TASK INSTRUCTIONS
Word for word, transcribe the lines below and drop the pictures.

RAW DATA
--- start ---

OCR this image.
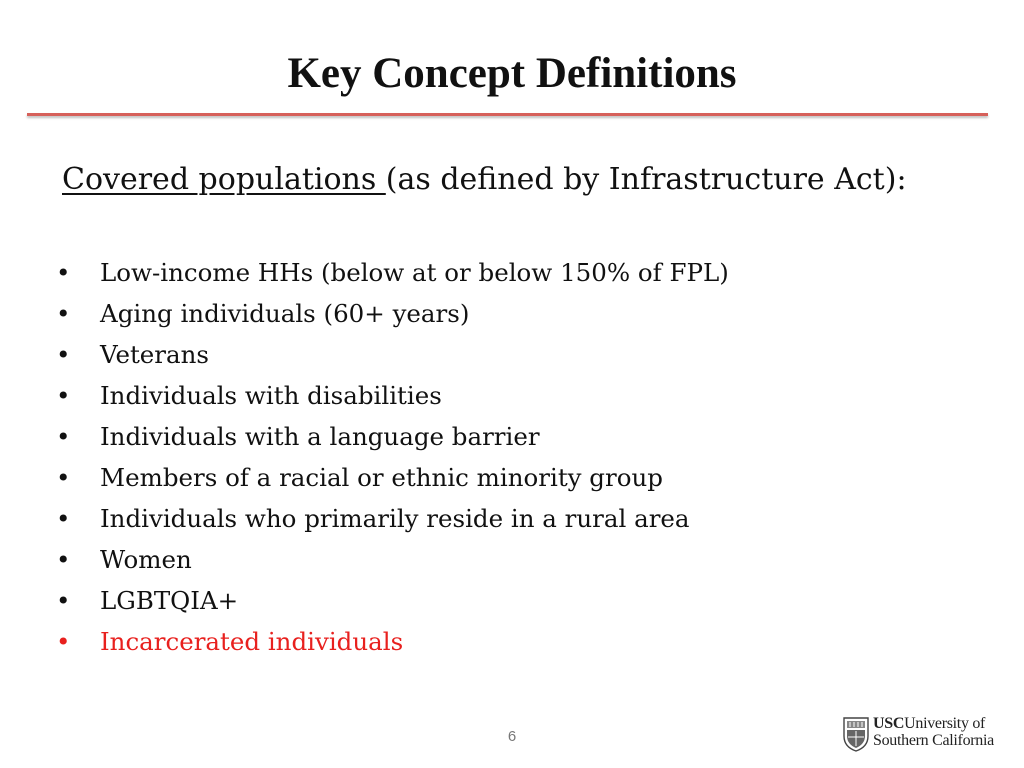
Key Concept Definitions
Covered populations (as defined by Infrastructure Act):
• Low-income HHs (below at or below 150% of FPL)
• Aging individuals (60+ years)
• Veterans
• Individuals with disabilities
• Individuals with a language barrier
• Members of a racial or ethnic minority group
• Individuals who primarily reside in a rural area
• Women
• LGBTQIA+
• Incarcerated individuals
6
USCUniversity of
Southern California
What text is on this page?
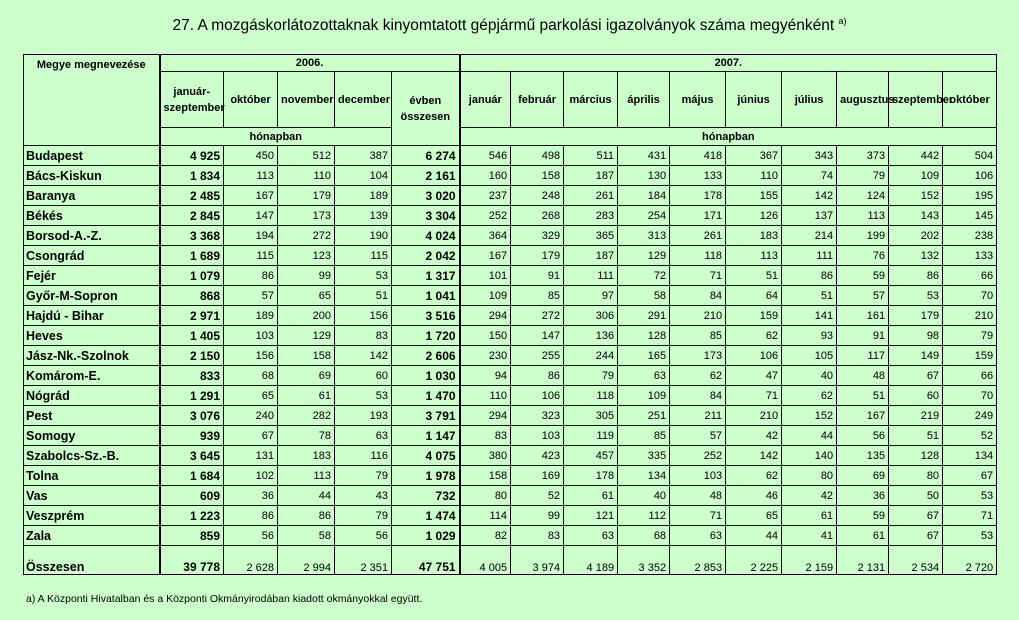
27. A mozgáskorlátozottaknak kinyomtatott gépjármű parkolási igazolványok száma megyénként $^{a)}$
Megye megnevezése	2006.					2007.									
	január-szeptember	október	november	december	évben összesen	január	február	március	április	május	június	július	augusztus	szeptember	október
	hónapban					hónapban									
Budapest	4 925	450	512	387	6 274	546	498	511	431	418	367	343	373	442	504
Bács-Kiskun	1 834	113	110	104	2 161	160	158	187	130	133	110	74	79	109	106
Baranya	2 485	167	179	189	3 020	237	248	261	184	178	155	142	124	152	195
Békés	2 845	147	173	139	3 304	252	268	283	254	171	126	137	113	143	145
Borsod-A.-Z.	3 368	194	272	190	4 024	364	329	365	313	261	183	214	199	202	238
Csongrád	1 689	115	123	115	2 042	167	179	187	129	118	113	111	76	132	133
Fejér	1 079	86	99	53	1 317	101	91	111	72	71	51	86	59	86	66
Győr-M-Sopron	868	57	65	51	1 041	109	85	97	58	84	64	51	57	53	70
Hajdú - Bihar	2 971	189	200	156	3 516	294	272	306	291	210	159	141	161	179	210
Heves	1 405	103	129	83	1 720	150	147	136	128	85	62	93	91	98	79
Jász-Nk.-Szolnok	2 150	156	158	142	2 606	230	255	244	165	173	106	105	117	149	159
Komárom-E.	833	68	69	60	1 030	94	86	79	63	62	47	40	48	67	66
Nógrád	1 291	65	61	53	1 470	110	106	118	109	84	71	62	51	60	70
Pest	3 076	240	282	193	3 791	294	323	305	251	211	210	152	167	219	249
Somogy	939	67	78	63	1 147	83	103	119	85	57	42	44	56	51	52
Szabolcs-Sz.-B.	3 645	131	183	116	4 075	380	423	457	335	252	142	140	135	128	134
Tolna	1 684	102	113	79	1 978	158	169	178	134	103	62	80	69	80	67
Vas	609	36	44	43	732	80	52	61	40	48	46	42	36	50	53
Veszprém	1 223	86	86	79	1 474	114	99	121	112	71	65	61	59	67	71
Zala	859	56	58	56	1 029	82	83	63	68	63	44	41	61	67	53
Összesen	39 778	2 628	2 994	2 351	47 751	4 005	3 974	4 189	3 352	2 853	2 225	2 159	2 131	2 534	2 720
a) A Központi Hivatalban és a Központi Okmányirodában kiadott okmányokkal együtt.
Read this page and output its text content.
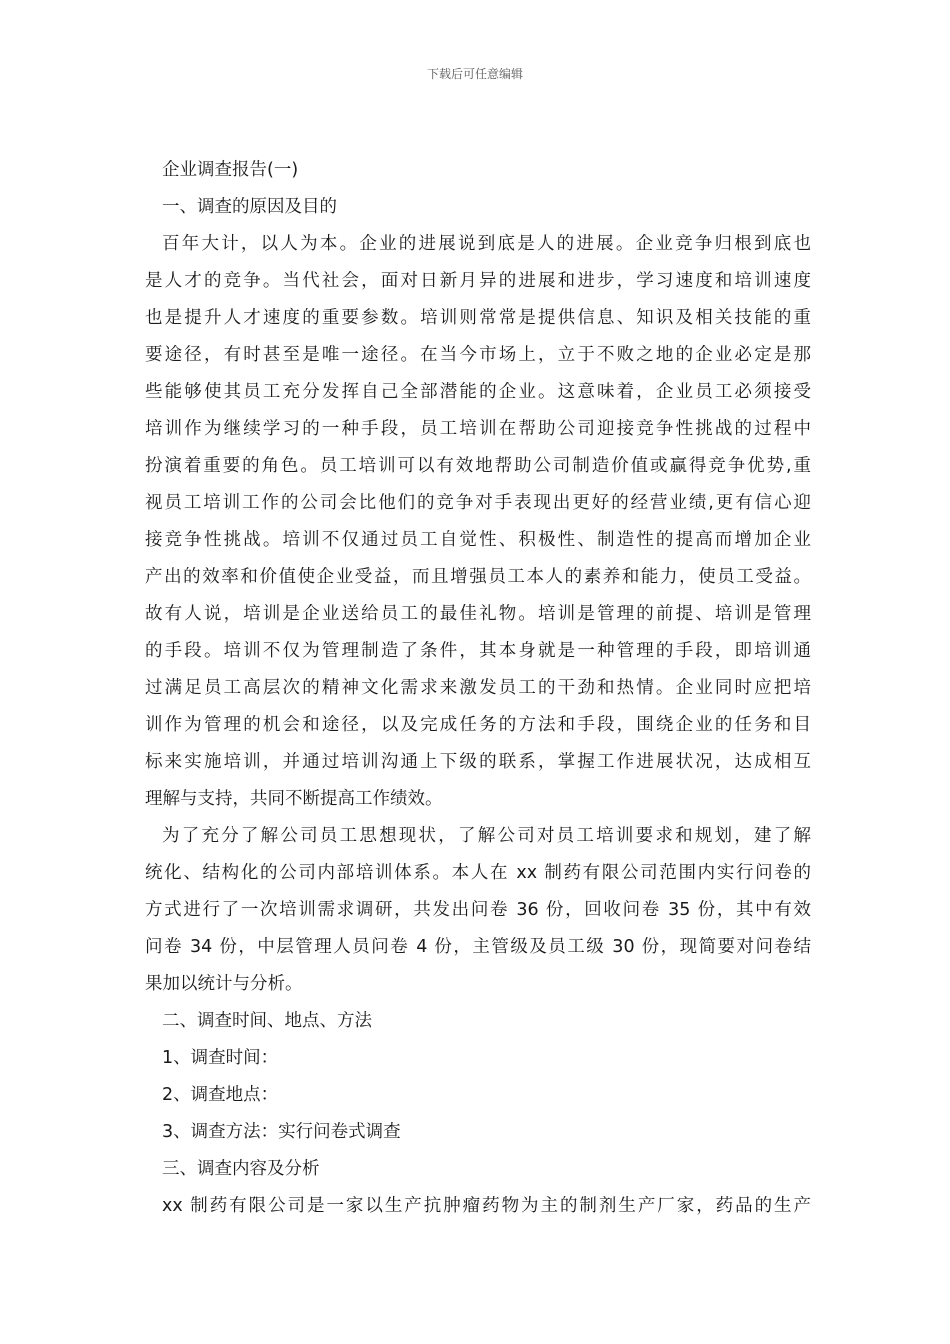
下载后可任意编辑
企业调查报告(一)
一、调查的原因及目的
百年大计，以人为本。企业的进展说到底是人的进展。企业竞争归根到底也
是人才的竞争。当代社会，面对日新月异的进展和进步，学习速度和培训速度
也是提升人才速度的重要参数。培训则常常是提供信息、知识及相关技能的重
要途径，有时甚至是唯一途径。在当今市场上，立于不败之地的企业必定是那
些能够使其员工充分发挥自己全部潜能的企业。这意味着，企业员工必须接受
培训作为继续学习的一种手段，员工培训在帮助公司迎接竞争性挑战的过程中
扮演着重要的角色。员工培训可以有效地帮助公司制造价值或赢得竞争优势,重
视员工培训工作的公司会比他们的竞争对手表现出更好的经营业绩,更有信心迎
接竞争性挑战。培训不仅通过员工自觉性、积极性、制造性的提高而增加企业
产出的效率和价值使企业受益，而且增强员工本人的素养和能力，使员工受益。
故有人说，培训是企业送给员工的最佳礼物。培训是管理的前提、培训是管理
的手段。培训不仅为管理制造了条件，其本身就是一种管理的手段，即培训通
过满足员工高层次的精神文化需求来激发员工的干劲和热情。企业同时应把培
训作为管理的机会和途径，以及完成任务的方法和手段，围绕企业的任务和目
标来实施培训，并通过培训沟通上下级的联系，掌握工作进展状况，达成相互
理解与支持，共同不断提高工作绩效。
为了充分了解公司员工思想现状，了解公司对员工培训要求和规划，建了解
统化、结构化的公司内部培训体系。本人在 xx 制药有限公司范围内实行问卷的
方式进行了一次培训需求调研，共发出问卷 36 份，回收问卷 35 份，其中有效
问卷 34 份，中层管理人员问卷 4 份，主管级及员工级 30 份，现简要对问卷结
果加以统计与分析。
二、调查时间、地点、方法
1、调查时间：
2、调查地点：
3、调查方法：实行问卷式调查
三、调查内容及分析
xx 制药有限公司是一家以生产抗肿瘤药物为主的制剂生产厂家，药品的生产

--- end ---

ANSWER TO THE PROBLEM
OCR this image.
Key Concept Definitions
Covered populations (as defined by Infrastructure Act):
• Low-income HHs (below at or below 150% of FPL)
• Aging individuals (60+ years)
• Veterans
• Individuals with disabilities
• Individuals with a language barrier
• Members of a racial or ethnic minority group
• Individuals who primarily reside in a rural area
• Women
• LGBTQIA+
• Incarcerated individuals
6
USCUniversity of
Southern California
What text is on this page?
27. A mozgáskorlátozottaknak kinyomtatott gépjármű parkolási igazolványok száma megyénként $^{a)}$
Megye megnevezése	2006.					2007.									
	január-szeptember	október	november	december	évben összesen	január	február	március	április	május	június	július	augusztus	szeptember	október
	hónapban					hónapban									
Budapest	4 925	450	512	387	6 274	546	498	511	431	418	367	343	373	442	504
Bács-Kiskun	1 834	113	110	104	2 161	160	158	187	130	133	110	74	79	109	106
Baranya	2 485	167	179	189	3 020	237	248	261	184	178	155	142	124	152	195
Békés	2 845	147	173	139	3 304	252	268	283	254	171	126	137	113	143	145
Borsod-A.-Z.	3 368	194	272	190	4 024	364	329	365	313	261	183	214	199	202	238
Csongrád	1 689	115	123	115	2 042	167	179	187	129	118	113	111	76	132	133
Fejér	1 079	86	99	53	1 317	101	91	111	72	71	51	86	59	86	66
Győr-M-Sopron	868	57	65	51	1 041	109	85	97	58	84	64	51	57	53	70
Hajdú - Bihar	2 971	189	200	156	3 516	294	272	306	291	210	159	141	161	179	210
Heves	1 405	103	129	83	1 720	150	147	136	128	85	62	93	91	98	79
Jász-Nk.-Szolnok	2 150	156	158	142	2 606	230	255	244	165	173	106	105	117	149	159
Komárom-E.	833	68	69	60	1 030	94	86	79	63	62	47	40	48	67	66
Nógrád	1 291	65	61	53	1 470	110	106	118	109	84	71	62	51	60	70
Pest	3 076	240	282	193	3 791	294	323	305	251	211	210	152	167	219	249
Somogy	939	67	78	63	1 147	83	103	119	85	57	42	44	56	51	52
Szabolcs-Sz.-B.	3 645	131	183	116	4 075	380	423	457	335	252	142	140	135	128	134
Tolna	1 684	102	113	79	1 978	158	169	178	134	103	62	80	69	80	67
Vas	609	36	44	43	732	80	52	61	40	48	46	42	36	50	53
Veszprém	1 223	86	86	79	1 474	114	99	121	112	71	65	61	59	67	71
Zala	859	56	58	56	1 029	82	83	63	68	63	44	41	61	67	53
Összesen	39 778	2 628	2 994	2 351	47 751	4 005	3 974	4 189	3 352	2 853	2 225	2 159	2 131	2 534	2 720
a) A Központi Hivatalban és a Központi Okmányirodában kiadott okmányokkal együtt.
Read this page and output its text content.
下载后可任意编辑
企业调查报告(一)
一、调查的原因及目的
百年大计，以人为本。企业的进展说到底是人的进展。企业竞争归根到底也
是人才的竞争。当代社会，面对日新月异的进展和进步，学习速度和培训速度
也是提升人才速度的重要参数。培训则常常是提供信息、知识及相关技能的重
要途径，有时甚至是唯一途径。在当今市场上，立于不败之地的企业必定是那
些能够使其员工充分发挥自己全部潜能的企业。这意味着，企业员工必须接受
培训作为继续学习的一种手段，员工培训在帮助公司迎接竞争性挑战的过程中
扮演着重要的角色。员工培训可以有效地帮助公司制造价值或赢得竞争优势,重
视员工培训工作的公司会比他们的竞争对手表现出更好的经营业绩,更有信心迎
接竞争性挑战。培训不仅通过员工自觉性、积极性、制造性的提高而增加企业
产出的效率和价值使企业受益，而且增强员工本人的素养和能力，使员工受益。
故有人说，培训是企业送给员工的最佳礼物。培训是管理的前提、培训是管理
的手段。培训不仅为管理制造了条件，其本身就是一种管理的手段，即培训通
过满足员工高层次的精神文化需求来激发员工的干劲和热情。企业同时应把培
训作为管理的机会和途径，以及完成任务的方法和手段，围绕企业的任务和目
标来实施培训，并通过培训沟通上下级的联系，掌握工作进展状况，达成相互
理解与支持，共同不断提高工作绩效。
为了充分了解公司员工思想现状，了解公司对员工培训要求和规划，建了解
统化、结构化的公司内部培训体系。本人在 xx 制药有限公司范围内实行问卷的
方式进行了一次培训需求调研，共发出问卷 36 份，回收问卷 35 份，其中有效
问卷 34 份，中层管理人员问卷 4 份，主管级及员工级 30 份，现简要对问卷结
果加以统计与分析。
二、调查时间、地点、方法
1、调查时间：
2、调查地点：
3、调查方法：实行问卷式调查
三、调查内容及分析
xx 制药有限公司是一家以生产抗肿瘤药物为主的制剂生产厂家，药品的生产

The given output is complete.